WRITTEN PROBLEM — Reproduce each of the records below verbatim, line for line, leaving out the pictures.

------------------------------

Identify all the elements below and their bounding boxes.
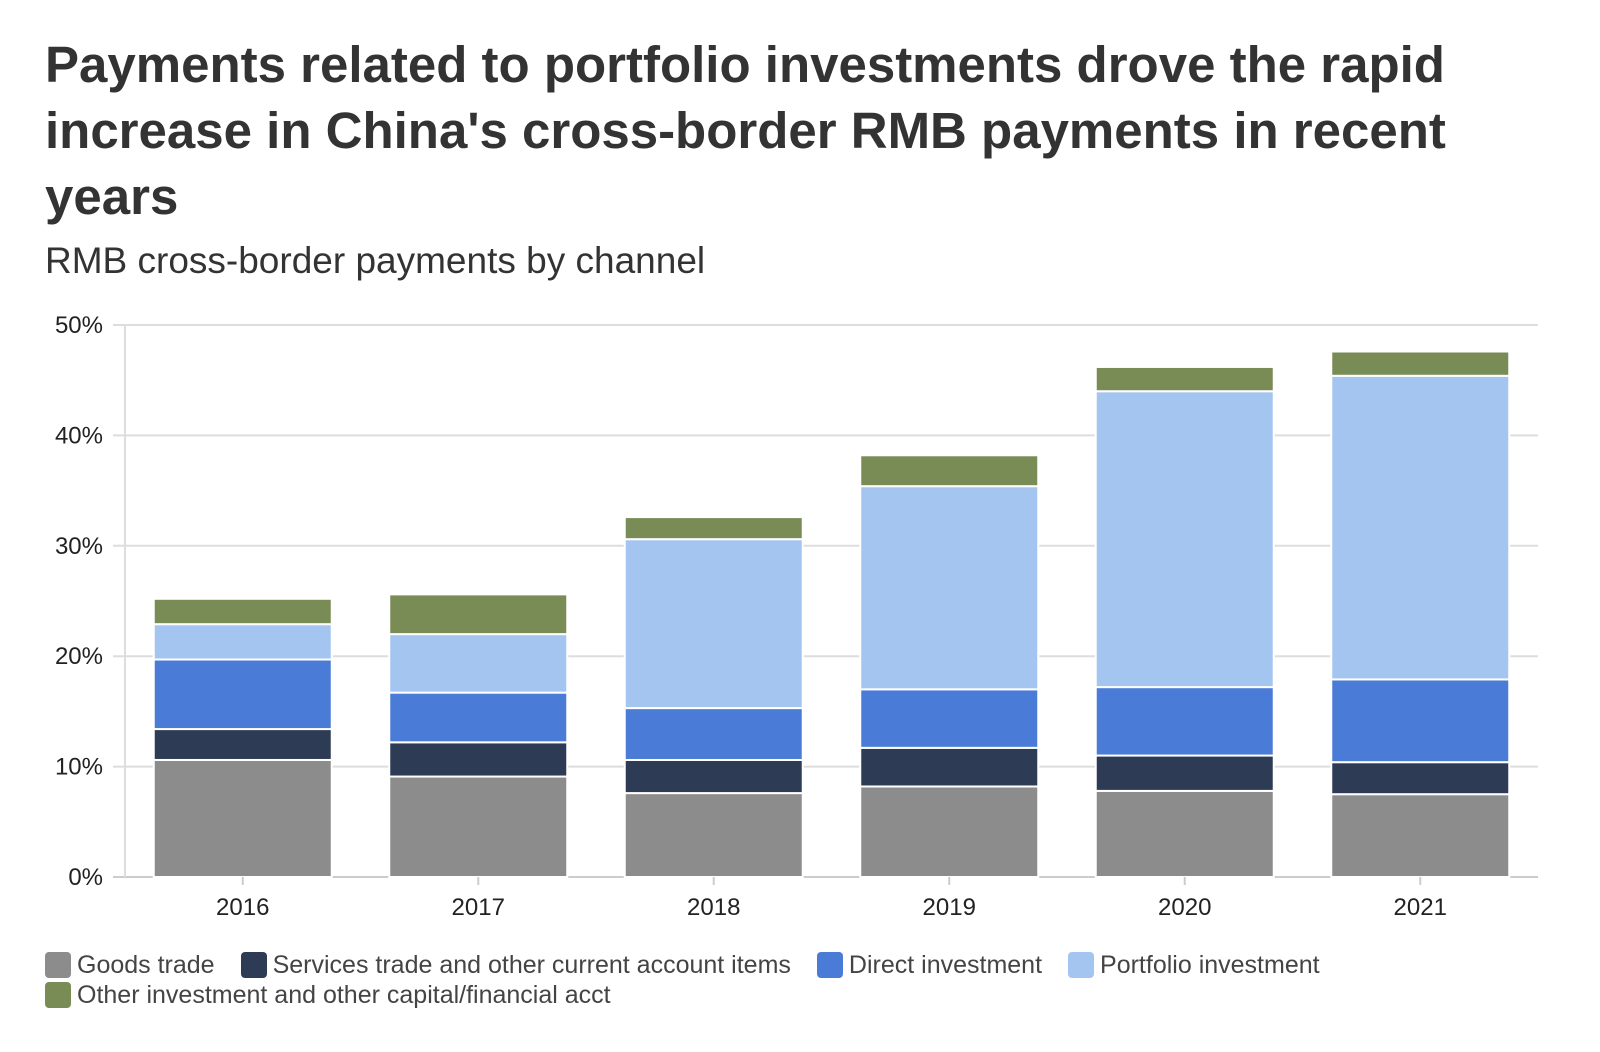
y-tick-label: 10% [55,754,103,781]
bar-segment [623,792,804,879]
x-tick-label: 2017 [452,894,505,921]
y-tick-label: 20% [55,643,103,670]
bar-segment [623,538,804,710]
x-tick-label: 2020 [1158,894,1211,921]
y-tick-label: 50% [55,312,103,339]
y-tick-label: 0% [68,864,103,891]
gridlines [113,324,1538,878]
bar-segment [1330,350,1511,377]
bar-segment [859,485,1040,691]
y-axis-ticks: 0% 10% 20% 30% 40% 50% [55,312,103,891]
legend-swatch [816,952,843,978]
bar-segment [623,707,804,761]
legend-swatch [240,952,267,978]
chart-title: Payments related to portfolio investment… [45,36,1446,225]
legend-swatch [45,952,71,978]
legend-item: Goods trade [45,950,215,980]
bar-segment [1330,374,1511,681]
bar-segment [1094,686,1275,757]
x-tick-label: 2021 [1394,894,1447,921]
x-tick-label: 2016 [216,894,269,921]
bar-segment [1330,761,1511,796]
bar-segment [1094,390,1275,689]
bars [152,350,1511,879]
legend-swatch [45,982,71,1008]
bar-segment [152,758,333,879]
legend: Goods trade Services trade and other curr… [45,950,1565,1010]
bar-segment [388,633,569,694]
bar-segment [152,623,333,661]
legend-item: Portfolio investment [1068,950,1320,980]
bar-segment [859,785,1040,878]
stacked-bar-chart: 0%10%20%30%40%50% 2016 2017 2018 2019 2020 20… [55,312,1538,921]
legend-item: Direct investment [816,950,1043,980]
bar-segment [623,758,804,795]
y-tick-label: 40% [55,422,103,449]
bar-segment [388,775,569,879]
bar-segment [152,728,333,761]
legend-label: Services trade and other current account… [272,951,791,979]
legend-swatch [1068,952,1095,978]
bar-segment [859,688,1040,749]
legend-item: Other investment and other capital/finan… [45,980,611,1010]
bar-segment [1094,754,1275,792]
bar-segment [152,597,333,626]
chart-subtitle: RMB cross-border payments by channel [45,240,706,281]
bar-segment [859,746,1040,788]
bar-segment [1094,365,1275,393]
bar-segment [623,516,804,541]
bar-segment [859,454,1040,488]
x-tick-label: 2018 [687,894,740,921]
y-tick-label: 30% [55,533,103,560]
bar-segment [388,741,569,778]
legend-label: Portfolio investment [1100,951,1320,979]
bar-segment [152,658,333,731]
x-axis-ticks: 2016 2017 2018 2019 2020 2021 [216,877,1447,921]
bar-segment [388,593,569,636]
bar-segment [1330,678,1511,764]
bar-segment [1330,793,1511,879]
x-tick-label: 2019 [923,894,976,921]
legend-label: Other investment and other capital/finan… [77,981,611,1009]
legend-item: Services trade and other current account… [240,950,791,980]
legend-label: Direct investment [848,951,1043,979]
legend-label: Goods trade [77,951,215,979]
bar-segment [1094,789,1275,878]
bar-segment [388,691,569,744]
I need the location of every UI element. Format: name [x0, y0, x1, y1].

------------------------------

RESULT FOR THIS EXERCISE —
Identify all the elements below and their bounding boxes.
y-tick-label: 10% [55,754,103,781]
bar-segment [623,792,804,879]
x-tick-label: 2017 [452,894,505,921]
y-tick-label: 20% [55,643,103,670]
bar-segment [623,538,804,710]
x-tick-label: 2020 [1158,894,1211,921]
y-tick-label: 50% [55,312,103,339]
y-tick-label: 0% [68,864,103,891]
gridlines [113,324,1538,878]
bar-segment [1330,350,1511,377]
bar-segment [859,485,1040,691]
y-axis-ticks: 0% 10% 20% 30% 40% 50% [55,312,103,891]
legend-swatch [816,952,843,978]
bar-segment [623,707,804,761]
legend-swatch [240,952,267,978]
chart-title: Payments related to portfolio investment… [45,36,1446,225]
legend-swatch [45,952,71,978]
legend-item: Goods trade [45,950,215,980]
bar-segment [1330,374,1511,681]
bar-segment [1094,686,1275,757]
x-tick-label: 2021 [1394,894,1447,921]
x-tick-label: 2016 [216,894,269,921]
bar-segment [1330,761,1511,796]
bar-segment [1094,390,1275,689]
bars [152,350,1511,879]
legend-swatch [45,982,71,1008]
bar-segment [152,758,333,879]
legend: Goods trade Services trade and other curr… [45,950,1565,1010]
bar-segment [388,633,569,694]
bar-segment [152,623,333,661]
legend-item: Portfolio investment [1068,950,1320,980]
bar-segment [859,785,1040,878]
stacked-bar-chart: 0%10%20%30%40%50% 2016 2017 2018 2019 2020 20… [55,312,1538,921]
legend-item: Direct investment [816,950,1043,980]
bar-segment [623,758,804,795]
y-tick-label: 40% [55,422,103,449]
bar-segment [388,775,569,879]
bar-segment [152,728,333,761]
legend-label: Services trade and other current account… [272,951,791,979]
legend-swatch [1068,952,1095,978]
bar-segment [859,688,1040,749]
legend-item: Other investment and other capital/finan… [45,980,611,1010]
bar-segment [1094,754,1275,792]
bar-segment [152,597,333,626]
chart-subtitle: RMB cross-border payments by channel [45,240,706,281]
bar-segment [859,746,1040,788]
bar-segment [1094,365,1275,393]
bar-segment [623,516,804,541]
bar-segment [859,454,1040,488]
x-tick-label: 2018 [687,894,740,921]
y-tick-label: 30% [55,533,103,560]
bar-segment [388,741,569,778]
legend-label: Portfolio investment [1100,951,1320,979]
bar-segment [152,658,333,731]
x-axis-ticks: 2016 2017 2018 2019 2020 2021 [216,877,1447,921]
bar-segment [388,593,569,636]
bar-segment [1330,678,1511,764]
bar-segment [1330,793,1511,879]
x-tick-label: 2019 [923,894,976,921]
legend-label: Other investment and other capital/finan… [77,981,611,1009]
legend-item: Services trade and other current account… [240,950,791,980]
legend-label: Direct investment [848,951,1043,979]
legend-label: Goods trade [77,951,215,979]
bar-segment [1094,789,1275,878]
bar-segment [388,691,569,744]
I need the location of every UI element. Format: name [x0, y0, x1, y1].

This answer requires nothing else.